Write out every entry exactly as it stands.

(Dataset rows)
>> Start

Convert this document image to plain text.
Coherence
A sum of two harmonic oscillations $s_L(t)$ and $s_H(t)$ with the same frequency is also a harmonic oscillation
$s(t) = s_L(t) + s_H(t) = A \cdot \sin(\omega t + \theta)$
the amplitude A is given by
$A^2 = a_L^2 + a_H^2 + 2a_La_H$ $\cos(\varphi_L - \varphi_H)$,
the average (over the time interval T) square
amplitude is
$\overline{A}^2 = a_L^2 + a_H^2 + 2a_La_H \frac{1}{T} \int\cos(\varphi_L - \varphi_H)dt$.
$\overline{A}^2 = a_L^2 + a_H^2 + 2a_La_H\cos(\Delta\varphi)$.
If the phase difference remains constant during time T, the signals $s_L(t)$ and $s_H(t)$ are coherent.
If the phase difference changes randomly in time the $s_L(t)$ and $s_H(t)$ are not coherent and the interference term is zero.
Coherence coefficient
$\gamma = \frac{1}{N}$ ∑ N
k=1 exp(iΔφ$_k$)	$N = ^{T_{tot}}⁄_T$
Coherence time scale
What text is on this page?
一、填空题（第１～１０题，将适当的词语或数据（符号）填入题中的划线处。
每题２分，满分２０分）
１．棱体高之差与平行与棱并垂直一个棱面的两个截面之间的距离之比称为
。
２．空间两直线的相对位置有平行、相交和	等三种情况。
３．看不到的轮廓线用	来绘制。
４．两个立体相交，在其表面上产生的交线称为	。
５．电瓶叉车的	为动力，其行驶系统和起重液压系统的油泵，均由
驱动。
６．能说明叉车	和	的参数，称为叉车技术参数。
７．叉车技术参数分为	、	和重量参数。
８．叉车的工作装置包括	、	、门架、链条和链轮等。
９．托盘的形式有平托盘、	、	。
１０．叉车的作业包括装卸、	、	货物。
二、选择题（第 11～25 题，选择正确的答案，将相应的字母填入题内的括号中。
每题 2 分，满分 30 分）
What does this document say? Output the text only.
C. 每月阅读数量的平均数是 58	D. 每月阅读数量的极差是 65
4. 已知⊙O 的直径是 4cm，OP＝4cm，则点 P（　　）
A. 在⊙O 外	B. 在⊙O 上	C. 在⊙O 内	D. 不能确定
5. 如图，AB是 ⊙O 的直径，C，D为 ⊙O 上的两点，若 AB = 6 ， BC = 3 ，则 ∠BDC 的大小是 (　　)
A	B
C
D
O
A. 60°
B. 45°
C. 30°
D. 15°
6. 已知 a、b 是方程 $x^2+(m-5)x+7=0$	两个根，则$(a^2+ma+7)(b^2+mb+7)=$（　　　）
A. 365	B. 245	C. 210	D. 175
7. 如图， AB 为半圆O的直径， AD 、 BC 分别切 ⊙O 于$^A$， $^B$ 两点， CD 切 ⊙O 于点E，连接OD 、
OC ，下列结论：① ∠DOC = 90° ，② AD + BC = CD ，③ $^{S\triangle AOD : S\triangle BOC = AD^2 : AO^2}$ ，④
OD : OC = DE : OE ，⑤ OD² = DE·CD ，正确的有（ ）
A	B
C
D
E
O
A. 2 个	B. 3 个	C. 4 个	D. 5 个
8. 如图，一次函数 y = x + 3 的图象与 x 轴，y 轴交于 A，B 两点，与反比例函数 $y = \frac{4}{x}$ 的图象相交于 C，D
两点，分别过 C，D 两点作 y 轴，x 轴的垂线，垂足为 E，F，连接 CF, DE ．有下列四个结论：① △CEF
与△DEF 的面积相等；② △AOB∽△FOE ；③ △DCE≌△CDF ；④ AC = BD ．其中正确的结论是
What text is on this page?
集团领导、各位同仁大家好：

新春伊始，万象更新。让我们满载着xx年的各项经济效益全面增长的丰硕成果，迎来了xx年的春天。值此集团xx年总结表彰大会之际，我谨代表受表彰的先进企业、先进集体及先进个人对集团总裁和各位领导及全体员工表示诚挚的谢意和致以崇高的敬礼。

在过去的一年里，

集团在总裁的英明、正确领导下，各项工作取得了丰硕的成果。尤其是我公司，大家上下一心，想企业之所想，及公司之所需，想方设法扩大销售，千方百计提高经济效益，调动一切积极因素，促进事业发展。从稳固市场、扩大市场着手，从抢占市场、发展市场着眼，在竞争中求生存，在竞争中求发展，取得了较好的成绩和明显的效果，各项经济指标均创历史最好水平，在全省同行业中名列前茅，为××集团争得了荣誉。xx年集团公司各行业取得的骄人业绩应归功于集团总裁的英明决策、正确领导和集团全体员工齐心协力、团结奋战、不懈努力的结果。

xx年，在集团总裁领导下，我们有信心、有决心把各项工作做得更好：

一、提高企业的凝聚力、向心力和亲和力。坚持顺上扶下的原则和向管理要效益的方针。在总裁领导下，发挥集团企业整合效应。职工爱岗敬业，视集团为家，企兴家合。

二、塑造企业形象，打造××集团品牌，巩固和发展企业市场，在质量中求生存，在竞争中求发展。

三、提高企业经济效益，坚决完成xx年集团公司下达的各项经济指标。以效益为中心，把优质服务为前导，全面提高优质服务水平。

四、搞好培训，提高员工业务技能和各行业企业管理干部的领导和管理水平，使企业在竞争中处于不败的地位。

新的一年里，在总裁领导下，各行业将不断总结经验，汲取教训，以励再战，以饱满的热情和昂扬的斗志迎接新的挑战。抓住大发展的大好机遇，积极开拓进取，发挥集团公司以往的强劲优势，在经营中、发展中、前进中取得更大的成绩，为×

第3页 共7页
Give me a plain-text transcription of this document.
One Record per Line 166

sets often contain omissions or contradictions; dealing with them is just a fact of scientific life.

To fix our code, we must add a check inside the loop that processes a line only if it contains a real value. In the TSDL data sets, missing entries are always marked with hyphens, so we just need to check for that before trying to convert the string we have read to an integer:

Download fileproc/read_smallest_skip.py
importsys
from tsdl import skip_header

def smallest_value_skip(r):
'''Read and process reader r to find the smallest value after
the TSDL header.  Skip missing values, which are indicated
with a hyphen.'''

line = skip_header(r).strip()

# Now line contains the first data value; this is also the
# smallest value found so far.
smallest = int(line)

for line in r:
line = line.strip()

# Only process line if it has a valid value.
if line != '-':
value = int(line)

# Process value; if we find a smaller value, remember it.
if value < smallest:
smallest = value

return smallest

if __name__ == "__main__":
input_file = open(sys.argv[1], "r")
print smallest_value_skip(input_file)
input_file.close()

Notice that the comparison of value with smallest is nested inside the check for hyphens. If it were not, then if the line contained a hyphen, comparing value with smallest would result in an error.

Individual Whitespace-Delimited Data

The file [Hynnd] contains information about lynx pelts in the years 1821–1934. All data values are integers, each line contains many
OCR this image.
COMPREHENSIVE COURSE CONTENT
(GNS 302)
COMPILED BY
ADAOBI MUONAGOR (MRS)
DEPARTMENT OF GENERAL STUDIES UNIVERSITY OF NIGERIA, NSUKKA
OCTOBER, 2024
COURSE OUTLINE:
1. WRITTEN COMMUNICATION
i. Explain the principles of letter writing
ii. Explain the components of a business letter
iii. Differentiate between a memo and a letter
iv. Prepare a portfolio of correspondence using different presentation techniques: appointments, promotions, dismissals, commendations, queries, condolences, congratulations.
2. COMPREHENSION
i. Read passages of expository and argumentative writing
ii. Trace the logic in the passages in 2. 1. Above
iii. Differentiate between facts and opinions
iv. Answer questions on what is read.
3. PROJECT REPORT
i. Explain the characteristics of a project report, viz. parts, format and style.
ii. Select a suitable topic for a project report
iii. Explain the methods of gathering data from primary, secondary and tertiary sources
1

>> End

• _FINISHED TASK_:
Convert this document image to plain text.
Coherence
A sum of two harmonic oscillations $s_L(t)$ and $s_H(t)$ with the same frequency is also a harmonic oscillation
$s(t) = s_L(t) + s_H(t) = A \cdot \sin(\omega t + \theta)$
the amplitude A is given by
$A^2 = a_L^2 + a_H^2 + 2a_La_H$ $\cos(\varphi_L - \varphi_H)$,
the average (over the time interval T) square
amplitude is
$\overline{A}^2 = a_L^2 + a_H^2 + 2a_La_H \frac{1}{T} \int\cos(\varphi_L - \varphi_H)dt$.
$\overline{A}^2 = a_L^2 + a_H^2 + 2a_La_H\cos(\Delta\varphi)$.
If the phase difference remains constant during time T, the signals $s_L(t)$ and $s_H(t)$ are coherent.
If the phase difference changes randomly in time the $s_L(t)$ and $s_H(t)$ are not coherent and the interference term is zero.
Coherence coefficient
$\gamma = \frac{1}{N}$ ∑ N
k=1 exp(iΔφ$_k$)	$N = ^{T_{tot}}⁄_T$
Coherence time scale
What text is on this page?
一、填空题（第１～１０题，将适当的词语或数据（符号）填入题中的划线处。
每题２分，满分２０分）
１．棱体高之差与平行与棱并垂直一个棱面的两个截面之间的距离之比称为
。
２．空间两直线的相对位置有平行、相交和	等三种情况。
３．看不到的轮廓线用	来绘制。
４．两个立体相交，在其表面上产生的交线称为	。
５．电瓶叉车的	为动力，其行驶系统和起重液压系统的油泵，均由
驱动。
６．能说明叉车	和	的参数，称为叉车技术参数。
７．叉车技术参数分为	、	和重量参数。
８．叉车的工作装置包括	、	、门架、链条和链轮等。
９．托盘的形式有平托盘、	、	。
１０．叉车的作业包括装卸、	、	货物。
二、选择题（第 11～25 题，选择正确的答案，将相应的字母填入题内的括号中。
每题 2 分，满分 30 分）
What does this document say? Output the text only.
C. 每月阅读数量的平均数是 58	D. 每月阅读数量的极差是 65
4. 已知⊙O 的直径是 4cm，OP＝4cm，则点 P（　　）
A. 在⊙O 外	B. 在⊙O 上	C. 在⊙O 内	D. 不能确定
5. 如图，AB是 ⊙O 的直径，C，D为 ⊙O 上的两点，若 AB = 6 ， BC = 3 ，则 ∠BDC 的大小是 (　　)
A	B
C
D
O
A. 60°
B. 45°
C. 30°
D. 15°
6. 已知 a、b 是方程 $x^2+(m-5)x+7=0$	两个根，则$(a^2+ma+7)(b^2+mb+7)=$（　　　）
A. 365	B. 245	C. 210	D. 175
7. 如图， AB 为半圆O的直径， AD 、 BC 分别切 ⊙O 于$^A$， $^B$ 两点， CD 切 ⊙O 于点E，连接OD 、
OC ，下列结论：① ∠DOC = 90° ，② AD + BC = CD ，③ $^{S\triangle AOD : S\triangle BOC = AD^2 : AO^2}$ ，④
OD : OC = DE : OE ，⑤ OD² = DE·CD ，正确的有（ ）
A	B
C
D
E
O
A. 2 个	B. 3 个	C. 4 个	D. 5 个
8. 如图，一次函数 y = x + 3 的图象与 x 轴，y 轴交于 A，B 两点，与反比例函数 $y = \frac{4}{x}$ 的图象相交于 C，D
两点，分别过 C，D 两点作 y 轴，x 轴的垂线，垂足为 E，F，连接 CF, DE ．有下列四个结论：① △CEF
与△DEF 的面积相等；② △AOB∽△FOE ；③ △DCE≌△CDF ；④ AC = BD ．其中正确的结论是
What text is on this page?
集团领导、各位同仁大家好：

新春伊始，万象更新。让我们满载着xx年的各项经济效益全面增长的丰硕成果，迎来了xx年的春天。值此集团xx年总结表彰大会之际，我谨代表受表彰的先进企业、先进集体及先进个人对集团总裁和各位领导及全体员工表示诚挚的谢意和致以崇高的敬礼。

在过去的一年里，

集团在总裁的英明、正确领导下，各项工作取得了丰硕的成果。尤其是我公司，大家上下一心，想企业之所想，及公司之所需，想方设法扩大销售，千方百计提高经济效益，调动一切积极因素，促进事业发展。从稳固市场、扩大市场着手，从抢占市场、发展市场着眼，在竞争中求生存，在竞争中求发展，取得了较好的成绩和明显的效果，各项经济指标均创历史最好水平，在全省同行业中名列前茅，为××集团争得了荣誉。xx年集团公司各行业取得的骄人业绩应归功于集团总裁的英明决策、正确领导和集团全体员工齐心协力、团结奋战、不懈努力的结果。

xx年，在集团总裁领导下，我们有信心、有决心把各项工作做得更好：

一、提高企业的凝聚力、向心力和亲和力。坚持顺上扶下的原则和向管理要效益的方针。在总裁领导下，发挥集团企业整合效应。职工爱岗敬业，视集团为家，企兴家合。

二、塑造企业形象，打造××集团品牌，巩固和发展企业市场，在质量中求生存，在竞争中求发展。

三、提高企业经济效益，坚决完成xx年集团公司下达的各项经济指标。以效益为中心，把优质服务为前导，全面提高优质服务水平。

四、搞好培训，提高员工业务技能和各行业企业管理干部的领导和管理水平，使企业在竞争中处于不败的地位。

新的一年里，在总裁领导下，各行业将不断总结经验，汲取教训，以励再战，以饱满的热情和昂扬的斗志迎接新的挑战。抓住大发展的大好机遇，积极开拓进取，发挥集团公司以往的强劲优势，在经营中、发展中、前进中取得更大的成绩，为×

第3页 共7页
Give me a plain-text transcription of this document.
One Record per Line 166

sets often contain omissions or contradictions; dealing with them is just a fact of scientific life.

To fix our code, we must add a check inside the loop that processes a line only if it contains a real value. In the TSDL data sets, missing entries are always marked with hyphens, so we just need to check for that before trying to convert the string we have read to an integer:

Download fileproc/read_smallest_skip.py
importsys
from tsdl import skip_header

def smallest_value_skip(r):
'''Read and process reader r to find the smallest value after
the TSDL header.  Skip missing values, which are indicated
with a hyphen.'''

line = skip_header(r).strip()

# Now line contains the first data value; this is also the
# smallest value found so far.
smallest = int(line)

for line in r:
line = line.strip()

# Only process line if it has a valid value.
if line != '-':
value = int(line)

# Process value; if we find a smaller value, remember it.
if value < smallest:
smallest = value

return smallest

if __name__ == "__main__":
input_file = open(sys.argv[1], "r")
print smallest_value_skip(input_file)
input_file.close()

Notice that the comparison of value with smallest is nested inside the check for hyphens. If it were not, then if the line contained a hyphen, comparing value with smallest would result in an error.

Individual Whitespace-Delimited Data

The file [Hynnd] contains information about lynx pelts in the years 1821–1934. All data values are integers, each line contains many
OCR this image.
COMPREHENSIVE COURSE CONTENT
(GNS 302)
COMPILED BY
ADAOBI MUONAGOR (MRS)
DEPARTMENT OF GENERAL STUDIES UNIVERSITY OF NIGERIA, NSUKKA
OCTOBER, 2024
COURSE OUTLINE:
1. WRITTEN COMMUNICATION
i. Explain the principles of letter writing
ii. Explain the components of a business letter
iii. Differentiate between a memo and a letter
iv. Prepare a portfolio of correspondence using different presentation techniques: appointments, promotions, dismissals, commendations, queries, condolences, congratulations.
2. COMPREHENSION
i. Read passages of expository and argumentative writing
ii. Trace the logic in the passages in 2. 1. Above
iii. Differentiate between facts and opinions
iv. Answer questions on what is read.
3. PROJECT REPORT
i. Explain the characteristics of a project report, viz. parts, format and style.
ii. Select a suitable topic for a project report
iii. Explain the methods of gathering data from primary, secondary and tertiary sources
1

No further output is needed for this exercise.